* BEGIN Data supplied *

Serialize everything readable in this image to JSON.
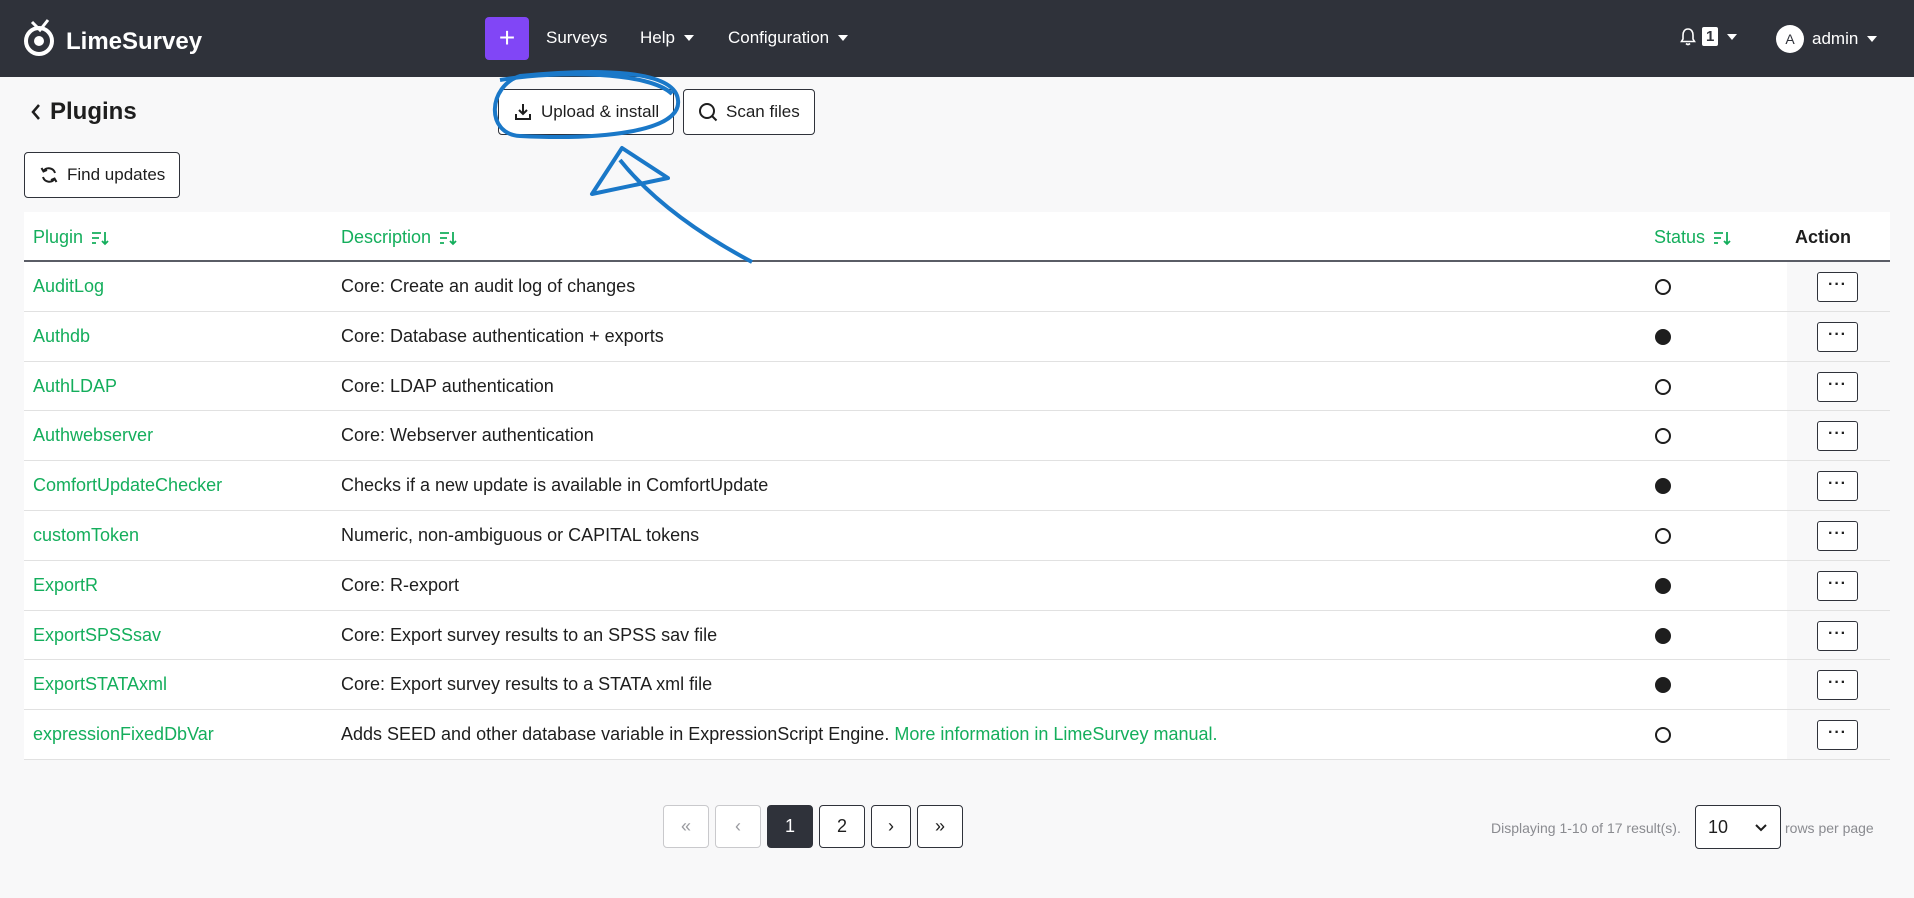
{
  "navbar": {
    "brand": "LimeSurvey",
    "plus_label": "+",
    "menu": [
      {
        "label": "Surveys"
      },
      {
        "label": "Help"
      },
      {
        "label": "Configuration"
      }
    ],
    "notification_count": "1",
    "user_initial": "A",
    "user_name": "admin"
  },
  "page": {
    "title": "Plugins",
    "upload_label": "Upload & install",
    "scan_label": "Scan files",
    "find_updates_label": "Find updates"
  },
  "table": {
    "headers": {
      "plugin": "Plugin",
      "description": "Description",
      "status": "Status",
      "action": "Action"
    },
    "action_label": "···",
    "rows": [
      {
        "name": "AuditLog",
        "description": "Core: Create an audit log of changes",
        "active": false
      },
      {
        "name": "Authdb",
        "description": "Core: Database authentication + exports",
        "active": true
      },
      {
        "name": "AuthLDAP",
        "description": "Core: LDAP authentication",
        "active": false
      },
      {
        "name": "Authwebserver",
        "description": "Core: Webserver authentication",
        "active": false
      },
      {
        "name": "ComfortUpdateChecker",
        "description": "Checks if a new update is available in ComfortUpdate",
        "active": true
      },
      {
        "name": "customToken",
        "description": "Numeric, non-ambiguous or CAPITAL tokens",
        "active": false
      },
      {
        "name": "ExportR",
        "description": "Core: R-export",
        "active": true
      },
      {
        "name": "ExportSPSSsav",
        "description": "Core: Export survey results to an SPSS sav file",
        "active": true
      },
      {
        "name": "ExportSTATAxml",
        "description": "Core: Export survey results to a STATA xml file",
        "active": true
      },
      {
        "name": "expressionFixedDbVar",
        "description": "Adds SEED and other database variable in ExpressionScript Engine.",
        "link": "More information in LimeSurvey manual.",
        "active": false
      }
    ]
  },
  "pagination": {
    "first": "«",
    "prev": "‹",
    "pages": [
      "1",
      "2"
    ],
    "current": "1",
    "next": "›",
    "last": "»",
    "summary": "Displaying 1-10 of 17 result(s).",
    "per_page": "10",
    "per_page_label": "rows per page"
  },
  "colors": {
    "navbar": "#2f323a",
    "accent_purple": "#8146f6",
    "link_green": "#14ae5c",
    "annotation_blue": "#1a78c8"
  }
}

* END Data supplied *

**Stated problem**.
Copy out the entries verbatim and leave the images out.

**Solution**.
Serialize everything readable in this image to JSON.
{
  "navbar": {
    "brand": "LimeSurvey",
    "plus_label": "+",
    "menu": [
      {
        "label": "Surveys"
      },
      {
        "label": "Help"
      },
      {
        "label": "Configuration"
      }
    ],
    "notification_count": "1",
    "user_initial": "A",
    "user_name": "admin"
  },
  "page": {
    "title": "Plugins",
    "upload_label": "Upload & install",
    "scan_label": "Scan files",
    "find_updates_label": "Find updates"
  },
  "table": {
    "headers": {
      "plugin": "Plugin",
      "description": "Description",
      "status": "Status",
      "action": "Action"
    },
    "action_label": "···",
    "rows": [
      {
        "name": "AuditLog",
        "description": "Core: Create an audit log of changes",
        "active": false
      },
      {
        "name": "Authdb",
        "description": "Core: Database authentication + exports",
        "active": true
      },
      {
        "name": "AuthLDAP",
        "description": "Core: LDAP authentication",
        "active": false
      },
      {
        "name": "Authwebserver",
        "description": "Core: Webserver authentication",
        "active": false
      },
      {
        "name": "ComfortUpdateChecker",
        "description": "Checks if a new update is available in ComfortUpdate",
        "active": true
      },
      {
        "name": "customToken",
        "description": "Numeric, non-ambiguous or CAPITAL tokens",
        "active": false
      },
      {
        "name": "ExportR",
        "description": "Core: R-export",
        "active": true
      },
      {
        "name": "ExportSPSSsav",
        "description": "Core: Export survey results to an SPSS sav file",
        "active": true
      },
      {
        "name": "ExportSTATAxml",
        "description": "Core: Export survey results to a STATA xml file",
        "active": true
      },
      {
        "name": "expressionFixedDbVar",
        "description": "Adds SEED and other database variable in ExpressionScript Engine.",
        "link": "More information in LimeSurvey manual.",
        "active": false
      }
    ]
  },
  "pagination": {
    "first": "«",
    "prev": "‹",
    "pages": [
      "1",
      "2"
    ],
    "current": "1",
    "next": "›",
    "last": "»",
    "summary": "Displaying 1-10 of 17 result(s).",
    "per_page": "10",
    "per_page_label": "rows per page"
  },
  "colors": {
    "navbar": "#2f323a",
    "accent_purple": "#8146f6",
    "link_green": "#14ae5c",
    "annotation_blue": "#1a78c8"
  }
}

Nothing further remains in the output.